(Stored entries)
^^^^^^^^
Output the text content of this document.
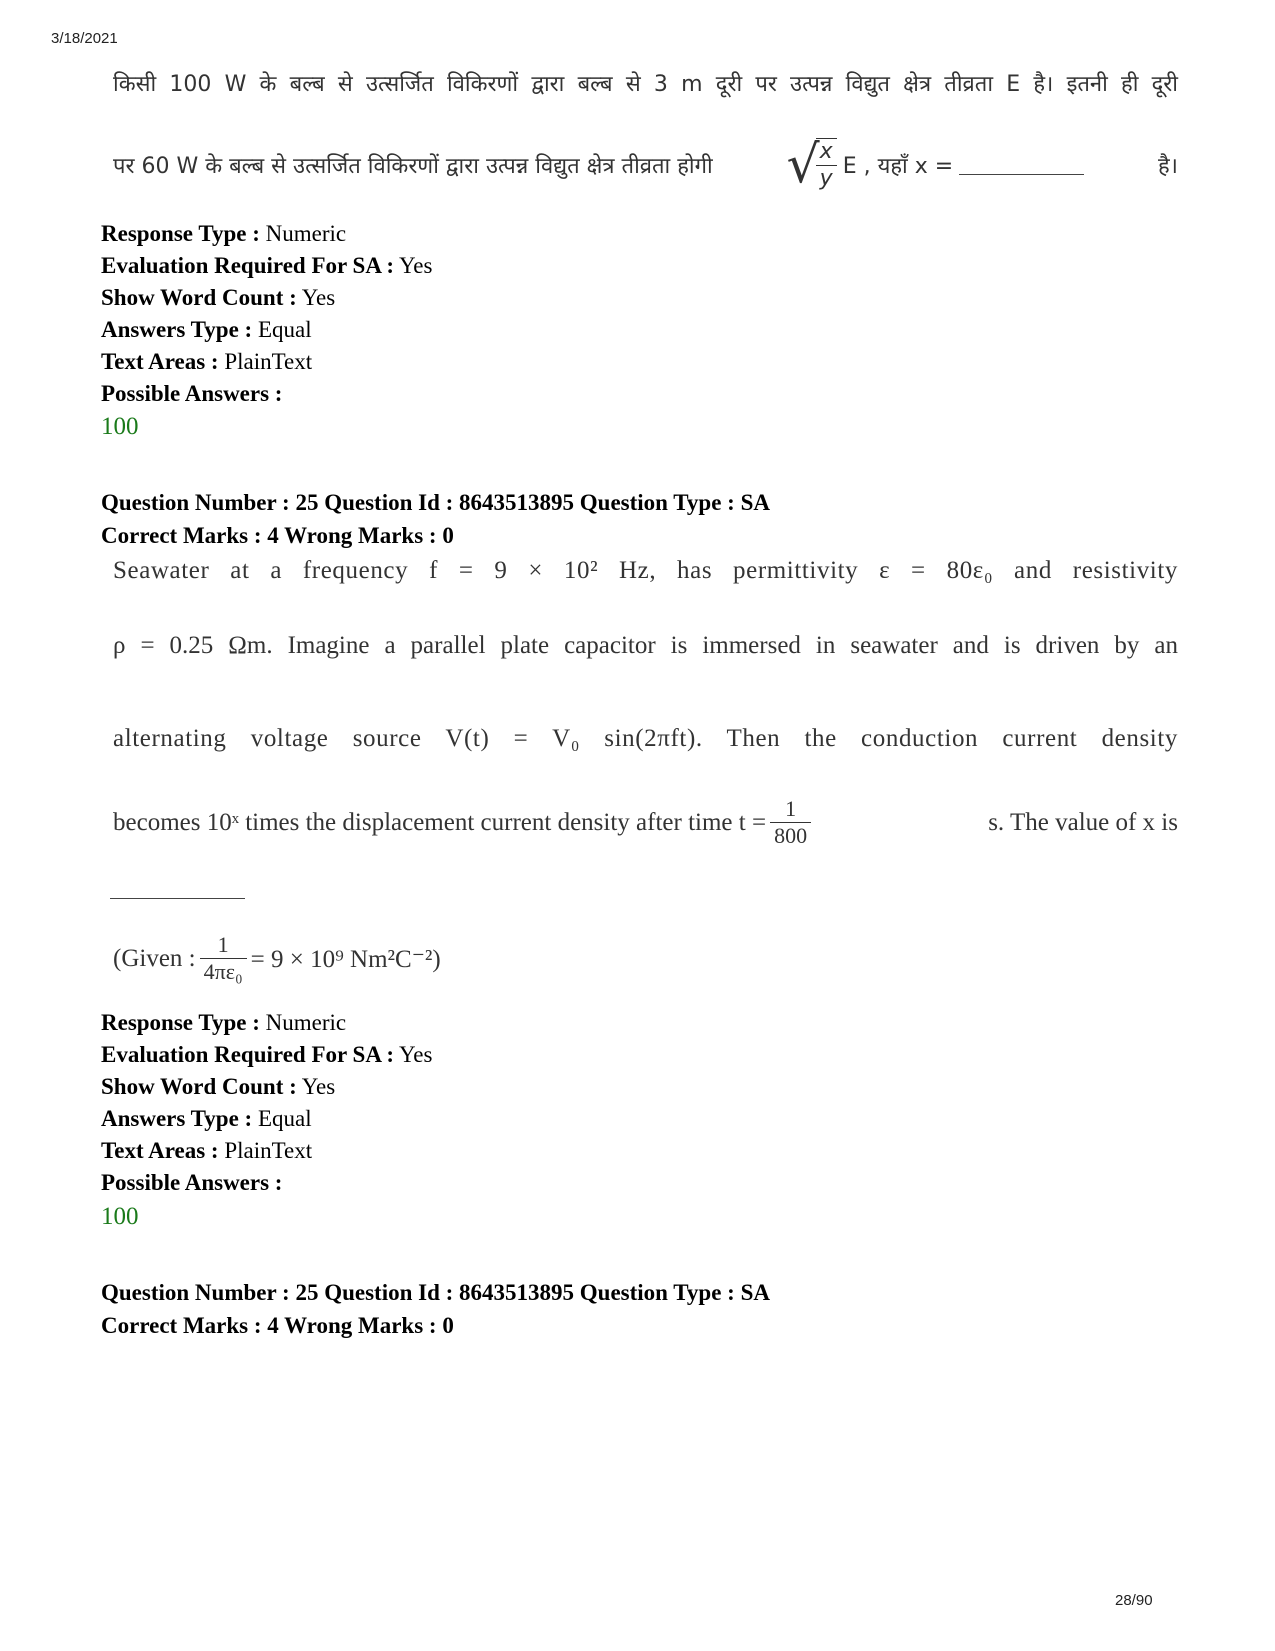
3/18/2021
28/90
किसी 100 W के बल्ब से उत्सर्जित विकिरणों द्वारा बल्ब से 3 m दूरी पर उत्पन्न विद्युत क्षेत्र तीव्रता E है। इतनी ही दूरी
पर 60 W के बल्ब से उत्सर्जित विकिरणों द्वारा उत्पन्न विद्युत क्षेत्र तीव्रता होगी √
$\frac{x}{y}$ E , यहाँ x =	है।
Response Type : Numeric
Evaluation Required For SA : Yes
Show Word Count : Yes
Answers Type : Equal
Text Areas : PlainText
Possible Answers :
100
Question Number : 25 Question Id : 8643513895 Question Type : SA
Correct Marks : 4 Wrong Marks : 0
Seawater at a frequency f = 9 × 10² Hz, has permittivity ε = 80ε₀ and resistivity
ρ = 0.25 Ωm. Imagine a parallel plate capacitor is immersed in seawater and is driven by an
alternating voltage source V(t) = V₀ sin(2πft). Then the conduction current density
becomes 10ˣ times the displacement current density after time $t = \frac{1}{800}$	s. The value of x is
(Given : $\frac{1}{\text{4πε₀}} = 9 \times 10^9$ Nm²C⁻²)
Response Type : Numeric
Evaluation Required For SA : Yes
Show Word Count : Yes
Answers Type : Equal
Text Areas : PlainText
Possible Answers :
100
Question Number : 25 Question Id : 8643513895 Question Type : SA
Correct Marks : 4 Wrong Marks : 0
^^^^^^^^
All of the material above should be reproduced exactly, except the pictures.

Output the text content of this document.
3/18/2021
28/90
किसी 100 W के बल्ब से उत्सर्जित विकिरणों द्वारा बल्ब से 3 m दूरी पर उत्पन्न विद्युत क्षेत्र तीव्रता E है। इतनी ही दूरी
पर 60 W के बल्ब से उत्सर्जित विकिरणों द्वारा उत्पन्न विद्युत क्षेत्र तीव्रता होगी √
$\frac{x}{y}$ E , यहाँ x =	है।
Response Type : Numeric
Evaluation Required For SA : Yes
Show Word Count : Yes
Answers Type : Equal
Text Areas : PlainText
Possible Answers :
100
Question Number : 25 Question Id : 8643513895 Question Type : SA
Correct Marks : 4 Wrong Marks : 0
Seawater at a frequency f = 9 × 10² Hz, has permittivity ε = 80ε₀ and resistivity
ρ = 0.25 Ωm. Imagine a parallel plate capacitor is immersed in seawater and is driven by an
alternating voltage source V(t) = V₀ sin(2πft). Then the conduction current density
becomes 10ˣ times the displacement current density after time $t = \frac{1}{800}$	s. The value of x is
(Given : $\frac{1}{\text{4πε₀}} = 9 \times 10^9$ Nm²C⁻²)
Response Type : Numeric
Evaluation Required For SA : Yes
Show Word Count : Yes
Answers Type : Equal
Text Areas : PlainText
Possible Answers :
100
Question Number : 25 Question Id : 8643513895 Question Type : SA
Correct Marks : 4 Wrong Marks : 0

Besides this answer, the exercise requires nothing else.